- [Prompt]: Tally the lines holding "this" and state only that figure.

:::

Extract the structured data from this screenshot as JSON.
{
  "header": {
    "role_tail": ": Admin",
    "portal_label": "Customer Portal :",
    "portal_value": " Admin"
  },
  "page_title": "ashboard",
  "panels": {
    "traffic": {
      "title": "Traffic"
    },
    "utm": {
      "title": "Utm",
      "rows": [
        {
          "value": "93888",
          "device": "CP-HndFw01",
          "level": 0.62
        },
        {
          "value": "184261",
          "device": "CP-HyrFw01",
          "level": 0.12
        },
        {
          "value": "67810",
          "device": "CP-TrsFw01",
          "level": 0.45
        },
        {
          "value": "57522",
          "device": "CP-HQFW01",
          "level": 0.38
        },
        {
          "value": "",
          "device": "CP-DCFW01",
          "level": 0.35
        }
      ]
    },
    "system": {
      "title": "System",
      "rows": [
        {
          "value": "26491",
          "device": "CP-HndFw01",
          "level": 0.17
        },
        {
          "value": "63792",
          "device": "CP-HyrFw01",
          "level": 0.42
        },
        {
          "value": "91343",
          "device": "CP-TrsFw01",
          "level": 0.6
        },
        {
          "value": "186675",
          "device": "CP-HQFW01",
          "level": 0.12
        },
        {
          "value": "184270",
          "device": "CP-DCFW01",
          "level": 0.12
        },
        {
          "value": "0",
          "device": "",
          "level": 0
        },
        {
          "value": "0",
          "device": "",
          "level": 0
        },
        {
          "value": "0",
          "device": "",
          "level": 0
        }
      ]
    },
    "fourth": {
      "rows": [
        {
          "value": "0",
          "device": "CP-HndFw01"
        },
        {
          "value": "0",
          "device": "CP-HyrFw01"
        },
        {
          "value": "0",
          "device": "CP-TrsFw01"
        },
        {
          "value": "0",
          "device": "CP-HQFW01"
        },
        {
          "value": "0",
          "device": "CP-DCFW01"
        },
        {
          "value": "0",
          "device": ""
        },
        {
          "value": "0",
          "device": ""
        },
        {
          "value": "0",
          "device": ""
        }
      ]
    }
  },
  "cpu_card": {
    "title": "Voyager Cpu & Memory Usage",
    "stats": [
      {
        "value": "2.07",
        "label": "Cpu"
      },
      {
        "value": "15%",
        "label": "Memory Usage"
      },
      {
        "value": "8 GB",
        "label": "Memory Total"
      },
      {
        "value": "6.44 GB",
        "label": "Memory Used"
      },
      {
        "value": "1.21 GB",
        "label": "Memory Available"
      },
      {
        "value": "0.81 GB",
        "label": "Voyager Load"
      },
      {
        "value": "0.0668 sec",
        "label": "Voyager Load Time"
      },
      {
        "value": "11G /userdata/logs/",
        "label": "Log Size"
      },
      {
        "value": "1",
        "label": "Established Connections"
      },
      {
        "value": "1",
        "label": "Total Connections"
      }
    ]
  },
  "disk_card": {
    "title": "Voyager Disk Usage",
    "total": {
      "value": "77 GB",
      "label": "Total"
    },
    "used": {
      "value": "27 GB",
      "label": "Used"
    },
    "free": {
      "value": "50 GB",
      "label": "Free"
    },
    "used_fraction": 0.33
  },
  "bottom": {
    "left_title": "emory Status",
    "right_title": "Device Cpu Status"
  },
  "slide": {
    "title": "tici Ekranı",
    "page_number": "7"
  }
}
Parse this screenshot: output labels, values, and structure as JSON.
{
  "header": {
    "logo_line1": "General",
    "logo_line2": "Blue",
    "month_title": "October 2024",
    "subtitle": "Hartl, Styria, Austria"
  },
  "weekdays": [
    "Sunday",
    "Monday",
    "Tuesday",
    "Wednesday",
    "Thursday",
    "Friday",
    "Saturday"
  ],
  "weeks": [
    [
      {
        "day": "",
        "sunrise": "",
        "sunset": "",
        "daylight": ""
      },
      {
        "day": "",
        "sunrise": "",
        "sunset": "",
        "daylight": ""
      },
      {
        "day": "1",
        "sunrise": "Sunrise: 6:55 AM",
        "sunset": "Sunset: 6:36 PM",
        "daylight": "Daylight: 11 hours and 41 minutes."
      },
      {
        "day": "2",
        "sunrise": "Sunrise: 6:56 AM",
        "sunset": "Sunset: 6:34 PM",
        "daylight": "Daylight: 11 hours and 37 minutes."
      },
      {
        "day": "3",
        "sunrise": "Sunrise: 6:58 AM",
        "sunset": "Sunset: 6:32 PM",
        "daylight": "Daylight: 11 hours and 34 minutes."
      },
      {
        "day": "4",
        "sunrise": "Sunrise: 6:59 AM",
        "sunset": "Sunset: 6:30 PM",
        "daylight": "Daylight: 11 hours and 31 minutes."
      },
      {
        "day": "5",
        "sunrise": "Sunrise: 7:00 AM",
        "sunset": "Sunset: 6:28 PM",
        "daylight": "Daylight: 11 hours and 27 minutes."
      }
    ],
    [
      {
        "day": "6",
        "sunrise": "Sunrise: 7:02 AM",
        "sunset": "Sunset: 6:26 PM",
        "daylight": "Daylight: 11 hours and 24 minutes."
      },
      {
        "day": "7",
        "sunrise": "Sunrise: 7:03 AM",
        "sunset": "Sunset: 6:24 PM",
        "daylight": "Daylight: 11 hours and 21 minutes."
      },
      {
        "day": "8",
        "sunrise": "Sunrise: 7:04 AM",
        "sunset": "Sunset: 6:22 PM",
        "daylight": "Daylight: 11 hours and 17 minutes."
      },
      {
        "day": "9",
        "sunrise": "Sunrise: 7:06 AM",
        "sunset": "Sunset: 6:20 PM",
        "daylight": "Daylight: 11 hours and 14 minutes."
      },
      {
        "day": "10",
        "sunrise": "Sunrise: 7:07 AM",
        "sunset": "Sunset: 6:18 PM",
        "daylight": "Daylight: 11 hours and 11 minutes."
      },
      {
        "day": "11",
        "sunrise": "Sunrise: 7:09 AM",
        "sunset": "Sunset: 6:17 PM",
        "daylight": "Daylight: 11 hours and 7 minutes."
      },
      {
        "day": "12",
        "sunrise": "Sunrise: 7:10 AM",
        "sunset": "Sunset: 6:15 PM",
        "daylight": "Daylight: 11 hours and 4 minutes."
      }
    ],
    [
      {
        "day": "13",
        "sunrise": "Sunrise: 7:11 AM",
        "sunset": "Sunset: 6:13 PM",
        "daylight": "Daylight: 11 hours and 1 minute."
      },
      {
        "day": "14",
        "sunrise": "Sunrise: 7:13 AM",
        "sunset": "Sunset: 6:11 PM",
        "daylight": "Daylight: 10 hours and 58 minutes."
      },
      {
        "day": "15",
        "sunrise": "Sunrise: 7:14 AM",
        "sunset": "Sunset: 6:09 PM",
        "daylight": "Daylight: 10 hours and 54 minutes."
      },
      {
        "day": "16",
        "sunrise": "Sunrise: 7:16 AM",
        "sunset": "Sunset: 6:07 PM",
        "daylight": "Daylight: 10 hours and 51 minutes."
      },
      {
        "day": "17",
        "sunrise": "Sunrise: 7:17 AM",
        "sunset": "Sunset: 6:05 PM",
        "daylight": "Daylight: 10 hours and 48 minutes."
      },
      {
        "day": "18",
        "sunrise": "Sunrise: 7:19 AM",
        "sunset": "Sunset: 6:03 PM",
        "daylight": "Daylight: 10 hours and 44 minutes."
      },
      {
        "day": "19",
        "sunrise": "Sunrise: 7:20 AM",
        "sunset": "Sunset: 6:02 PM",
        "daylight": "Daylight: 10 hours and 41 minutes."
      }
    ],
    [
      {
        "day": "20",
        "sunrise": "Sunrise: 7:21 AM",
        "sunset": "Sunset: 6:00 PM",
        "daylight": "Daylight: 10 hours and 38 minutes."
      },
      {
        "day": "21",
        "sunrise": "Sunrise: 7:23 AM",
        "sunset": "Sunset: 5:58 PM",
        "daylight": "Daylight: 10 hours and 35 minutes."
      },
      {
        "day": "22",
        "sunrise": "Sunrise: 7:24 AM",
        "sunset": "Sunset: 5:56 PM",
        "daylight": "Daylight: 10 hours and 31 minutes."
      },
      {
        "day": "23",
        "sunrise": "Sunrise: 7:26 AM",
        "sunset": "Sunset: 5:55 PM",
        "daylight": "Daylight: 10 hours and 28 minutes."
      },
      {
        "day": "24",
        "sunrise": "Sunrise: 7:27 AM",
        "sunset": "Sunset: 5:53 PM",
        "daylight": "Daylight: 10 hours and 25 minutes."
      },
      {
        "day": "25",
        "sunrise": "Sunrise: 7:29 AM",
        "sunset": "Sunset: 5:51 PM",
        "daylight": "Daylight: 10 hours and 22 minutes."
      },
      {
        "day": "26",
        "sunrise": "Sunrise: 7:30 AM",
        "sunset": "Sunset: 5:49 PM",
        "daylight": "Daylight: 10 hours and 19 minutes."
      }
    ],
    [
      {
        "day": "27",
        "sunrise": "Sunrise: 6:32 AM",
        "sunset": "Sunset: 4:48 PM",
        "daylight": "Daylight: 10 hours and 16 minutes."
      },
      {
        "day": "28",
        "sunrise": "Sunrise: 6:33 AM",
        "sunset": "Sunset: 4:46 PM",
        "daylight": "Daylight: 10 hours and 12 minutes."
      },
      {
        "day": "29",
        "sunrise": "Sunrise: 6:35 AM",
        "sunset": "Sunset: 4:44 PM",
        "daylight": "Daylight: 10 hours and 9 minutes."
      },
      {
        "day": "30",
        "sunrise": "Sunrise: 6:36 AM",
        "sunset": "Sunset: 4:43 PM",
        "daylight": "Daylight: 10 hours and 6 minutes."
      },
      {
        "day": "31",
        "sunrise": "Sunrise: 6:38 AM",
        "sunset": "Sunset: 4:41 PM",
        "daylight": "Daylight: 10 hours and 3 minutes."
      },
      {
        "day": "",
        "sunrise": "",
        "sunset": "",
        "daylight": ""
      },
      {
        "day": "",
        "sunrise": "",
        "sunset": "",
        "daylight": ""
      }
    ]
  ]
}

:::

- [Completed exercise]: 2